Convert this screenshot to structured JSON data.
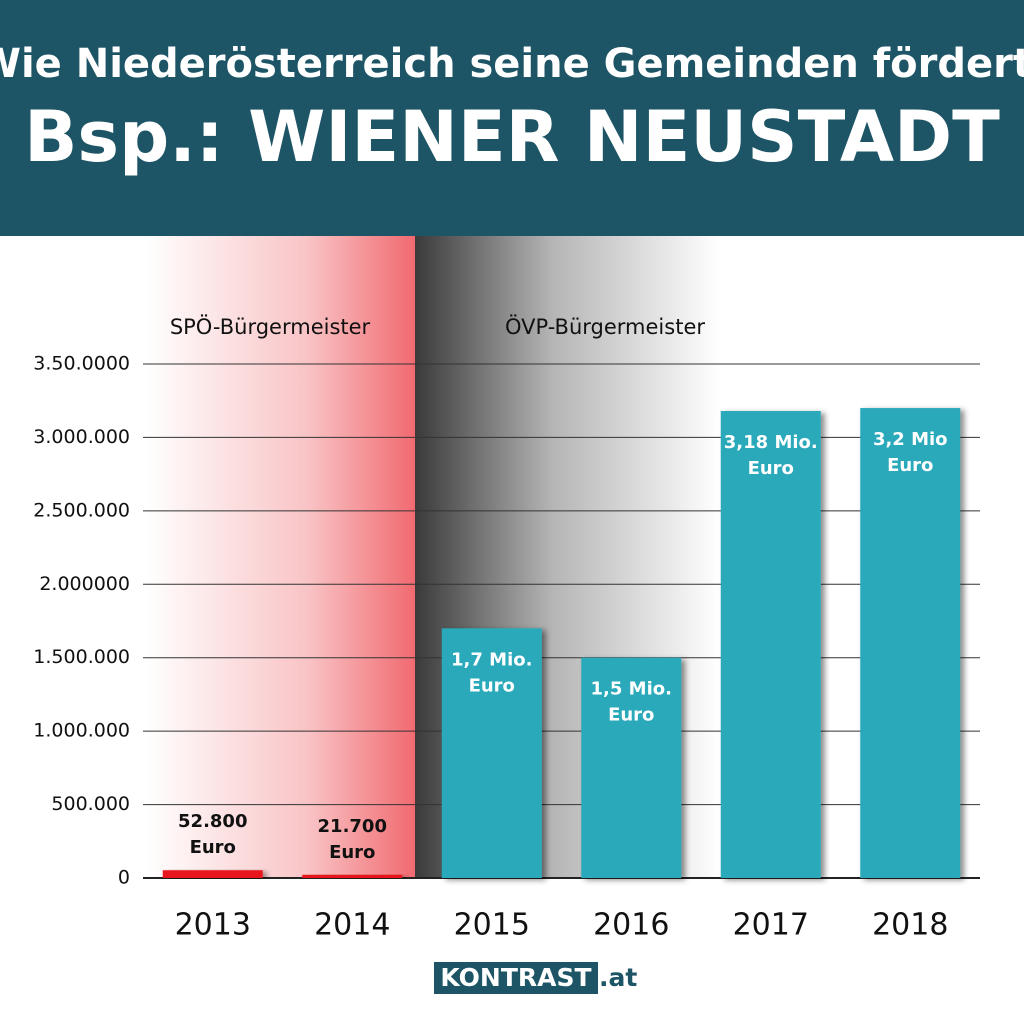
{
  "chart_data": {
    "type": "bar",
    "title": "Wie Niederösterreich seine Gemeinden fördert.",
    "subtitle": "Bsp.: WIENER NEUSTADT",
    "annotations": [
      "SPÖ-Bürgermeister",
      "ÖVP-Bürgermeister"
    ],
    "categories": [
      "2013",
      "2014",
      "2015",
      "2016",
      "2017",
      "2018"
    ],
    "values": [
      52800,
      21700,
      1700000,
      1500000,
      3180000,
      3200000
    ],
    "value_labels": [
      "52.800 Euro",
      "21.700 Euro",
      "1,7 Mio. Euro",
      "1,5 Mio. Euro",
      "3,18 Mio. Euro",
      "3,2 Mio Euro"
    ],
    "colors": [
      "#e8141c",
      "#e8141c",
      "#2aa9bb",
      "#2aa9bb",
      "#2aa9bb",
      "#2aa9bb"
    ],
    "ylim": [
      0,
      3500000
    ],
    "yticks": [
      0,
      {
        "value": 500000,
        "label": "500.000"
      },
      {
        "value": 1000000,
        "label": "1.000.000"
      },
      {
        "value": 1500000,
        "label": "1.500.000"
      },
      {
        "value": 2000000,
        "label": "2.000000"
      },
      {
        "value": 2500000,
        "label": "2.500.000"
      },
      {
        "value": 3000000,
        "label": "3.000.000"
      },
      {
        "value": 3500000,
        "label": "3.50.0000"
      }
    ],
    "grid": true
  },
  "footer": {
    "logo": "KONTRAST",
    "domain": ".at"
  }
}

What this task involves:
Write out every record above exactly as it stands, but leave out the pictures.

Complete output:
Convert this screenshot to structured JSON data.
{
  "chart_data": {
    "type": "bar",
    "title": "Wie Niederösterreich seine Gemeinden fördert.",
    "subtitle": "Bsp.: WIENER NEUSTADT",
    "annotations": [
      "SPÖ-Bürgermeister",
      "ÖVP-Bürgermeister"
    ],
    "categories": [
      "2013",
      "2014",
      "2015",
      "2016",
      "2017",
      "2018"
    ],
    "values": [
      52800,
      21700,
      1700000,
      1500000,
      3180000,
      3200000
    ],
    "value_labels": [
      "52.800 Euro",
      "21.700 Euro",
      "1,7 Mio. Euro",
      "1,5 Mio. Euro",
      "3,18 Mio. Euro",
      "3,2 Mio Euro"
    ],
    "colors": [
      "#e8141c",
      "#e8141c",
      "#2aa9bb",
      "#2aa9bb",
      "#2aa9bb",
      "#2aa9bb"
    ],
    "ylim": [
      0,
      3500000
    ],
    "yticks": [
      0,
      {
        "value": 500000,
        "label": "500.000"
      },
      {
        "value": 1000000,
        "label": "1.000.000"
      },
      {
        "value": 1500000,
        "label": "1.500.000"
      },
      {
        "value": 2000000,
        "label": "2.000000"
      },
      {
        "value": 2500000,
        "label": "2.500.000"
      },
      {
        "value": 3000000,
        "label": "3.000.000"
      },
      {
        "value": 3500000,
        "label": "3.50.0000"
      }
    ],
    "grid": true
  },
  "footer": {
    "logo": "KONTRAST",
    "domain": ".at"
  }
}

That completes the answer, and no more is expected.